Set exercise
Write out the records below word for word, please.

***** Raw data *****

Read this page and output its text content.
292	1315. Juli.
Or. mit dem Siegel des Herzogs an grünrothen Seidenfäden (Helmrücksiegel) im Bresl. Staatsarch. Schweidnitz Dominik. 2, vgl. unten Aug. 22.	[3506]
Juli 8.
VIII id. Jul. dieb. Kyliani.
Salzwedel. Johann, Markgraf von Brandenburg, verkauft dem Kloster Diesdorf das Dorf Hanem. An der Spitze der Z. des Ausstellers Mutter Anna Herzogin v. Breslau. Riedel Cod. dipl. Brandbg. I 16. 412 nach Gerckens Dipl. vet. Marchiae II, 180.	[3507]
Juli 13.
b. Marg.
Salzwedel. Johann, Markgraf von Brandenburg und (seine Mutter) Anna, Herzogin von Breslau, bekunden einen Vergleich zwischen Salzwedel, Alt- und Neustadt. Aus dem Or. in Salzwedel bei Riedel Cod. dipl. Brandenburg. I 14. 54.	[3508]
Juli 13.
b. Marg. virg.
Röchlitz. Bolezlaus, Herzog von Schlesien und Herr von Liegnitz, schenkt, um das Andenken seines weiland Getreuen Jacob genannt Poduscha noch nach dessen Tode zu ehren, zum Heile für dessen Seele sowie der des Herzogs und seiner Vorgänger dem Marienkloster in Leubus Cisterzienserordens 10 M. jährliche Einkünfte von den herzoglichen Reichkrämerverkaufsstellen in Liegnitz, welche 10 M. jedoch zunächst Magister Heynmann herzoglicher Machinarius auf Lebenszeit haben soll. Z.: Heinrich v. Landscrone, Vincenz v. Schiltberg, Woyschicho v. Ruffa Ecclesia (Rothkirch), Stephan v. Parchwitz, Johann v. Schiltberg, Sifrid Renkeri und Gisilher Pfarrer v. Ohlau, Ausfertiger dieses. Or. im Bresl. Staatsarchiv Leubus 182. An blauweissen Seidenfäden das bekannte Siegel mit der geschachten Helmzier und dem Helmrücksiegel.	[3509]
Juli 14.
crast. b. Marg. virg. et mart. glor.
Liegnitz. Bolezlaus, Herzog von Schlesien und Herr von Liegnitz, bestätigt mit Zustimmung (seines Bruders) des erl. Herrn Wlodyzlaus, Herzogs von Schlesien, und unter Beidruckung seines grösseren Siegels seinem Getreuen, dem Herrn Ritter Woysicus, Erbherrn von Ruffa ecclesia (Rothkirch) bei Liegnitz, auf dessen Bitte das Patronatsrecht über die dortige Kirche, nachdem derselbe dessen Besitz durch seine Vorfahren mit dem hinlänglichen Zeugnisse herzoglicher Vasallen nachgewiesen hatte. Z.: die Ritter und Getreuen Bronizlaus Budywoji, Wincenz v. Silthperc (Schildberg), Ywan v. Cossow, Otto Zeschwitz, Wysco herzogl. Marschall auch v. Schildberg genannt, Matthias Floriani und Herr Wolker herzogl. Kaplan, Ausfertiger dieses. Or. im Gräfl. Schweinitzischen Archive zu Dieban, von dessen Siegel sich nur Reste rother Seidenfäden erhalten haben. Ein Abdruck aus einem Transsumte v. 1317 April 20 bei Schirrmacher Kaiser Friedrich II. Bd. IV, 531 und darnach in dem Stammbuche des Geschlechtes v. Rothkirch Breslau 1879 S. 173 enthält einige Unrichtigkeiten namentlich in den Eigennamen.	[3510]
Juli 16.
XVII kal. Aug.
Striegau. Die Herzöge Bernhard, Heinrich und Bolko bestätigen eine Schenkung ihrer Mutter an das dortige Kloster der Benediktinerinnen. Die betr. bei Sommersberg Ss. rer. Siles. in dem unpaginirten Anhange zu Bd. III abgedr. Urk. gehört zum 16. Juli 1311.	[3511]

*****

Answer to the exercise
Read this page and output its text content.
292	1315. Juli.
Or. mit dem Siegel des Herzogs an grünrothen Seidenfäden (Helmrücksiegel) im Bresl. Staatsarch. Schweidnitz Dominik. 2, vgl. unten Aug. 22.	[3506]
Juli 8.
VIII id. Jul. dieb. Kyliani.
Salzwedel. Johann, Markgraf von Brandenburg, verkauft dem Kloster Diesdorf das Dorf Hanem. An der Spitze der Z. des Ausstellers Mutter Anna Herzogin v. Breslau. Riedel Cod. dipl. Brandbg. I 16. 412 nach Gerckens Dipl. vet. Marchiae II, 180.	[3507]
Juli 13.
b. Marg.
Salzwedel. Johann, Markgraf von Brandenburg und (seine Mutter) Anna, Herzogin von Breslau, bekunden einen Vergleich zwischen Salzwedel, Alt- und Neustadt. Aus dem Or. in Salzwedel bei Riedel Cod. dipl. Brandenburg. I 14. 54.	[3508]
Juli 13.
b. Marg. virg.
Röchlitz. Bolezlaus, Herzog von Schlesien und Herr von Liegnitz, schenkt, um das Andenken seines weiland Getreuen Jacob genannt Poduscha noch nach dessen Tode zu ehren, zum Heile für dessen Seele sowie der des Herzogs und seiner Vorgänger dem Marienkloster in Leubus Cisterzienserordens 10 M. jährliche Einkünfte von den herzoglichen Reichkrämerverkaufsstellen in Liegnitz, welche 10 M. jedoch zunächst Magister Heynmann herzoglicher Machinarius auf Lebenszeit haben soll. Z.: Heinrich v. Landscrone, Vincenz v. Schiltberg, Woyschicho v. Ruffa Ecclesia (Rothkirch), Stephan v. Parchwitz, Johann v. Schiltberg, Sifrid Renkeri und Gisilher Pfarrer v. Ohlau, Ausfertiger dieses. Or. im Bresl. Staatsarchiv Leubus 182. An blauweissen Seidenfäden das bekannte Siegel mit der geschachten Helmzier und dem Helmrücksiegel.	[3509]
Juli 14.
crast. b. Marg. virg. et mart. glor.
Liegnitz. Bolezlaus, Herzog von Schlesien und Herr von Liegnitz, bestätigt mit Zustimmung (seines Bruders) des erl. Herrn Wlodyzlaus, Herzogs von Schlesien, und unter Beidruckung seines grösseren Siegels seinem Getreuen, dem Herrn Ritter Woysicus, Erbherrn von Ruffa ecclesia (Rothkirch) bei Liegnitz, auf dessen Bitte das Patronatsrecht über die dortige Kirche, nachdem derselbe dessen Besitz durch seine Vorfahren mit dem hinlänglichen Zeugnisse herzoglicher Vasallen nachgewiesen hatte. Z.: die Ritter und Getreuen Bronizlaus Budywoji, Wincenz v. Silthperc (Schildberg), Ywan v. Cossow, Otto Zeschwitz, Wysco herzogl. Marschall auch v. Schildberg genannt, Matthias Floriani und Herr Wolker herzogl. Kaplan, Ausfertiger dieses. Or. im Gräfl. Schweinitzischen Archive zu Dieban, von dessen Siegel sich nur Reste rother Seidenfäden erhalten haben. Ein Abdruck aus einem Transsumte v. 1317 April 20 bei Schirrmacher Kaiser Friedrich II. Bd. IV, 531 und darnach in dem Stammbuche des Geschlechtes v. Rothkirch Breslau 1879 S. 173 enthält einige Unrichtigkeiten namentlich in den Eigennamen.	[3510]
Juli 16.
XVII kal. Aug.
Striegau. Die Herzöge Bernhard, Heinrich und Bolko bestätigen eine Schenkung ihrer Mutter an das dortige Kloster der Benediktinerinnen. Die betr. bei Sommersberg Ss. rer. Siles. in dem unpaginirten Anhange zu Bd. III abgedr. Urk. gehört zum 16. Juli 1311.	[3511]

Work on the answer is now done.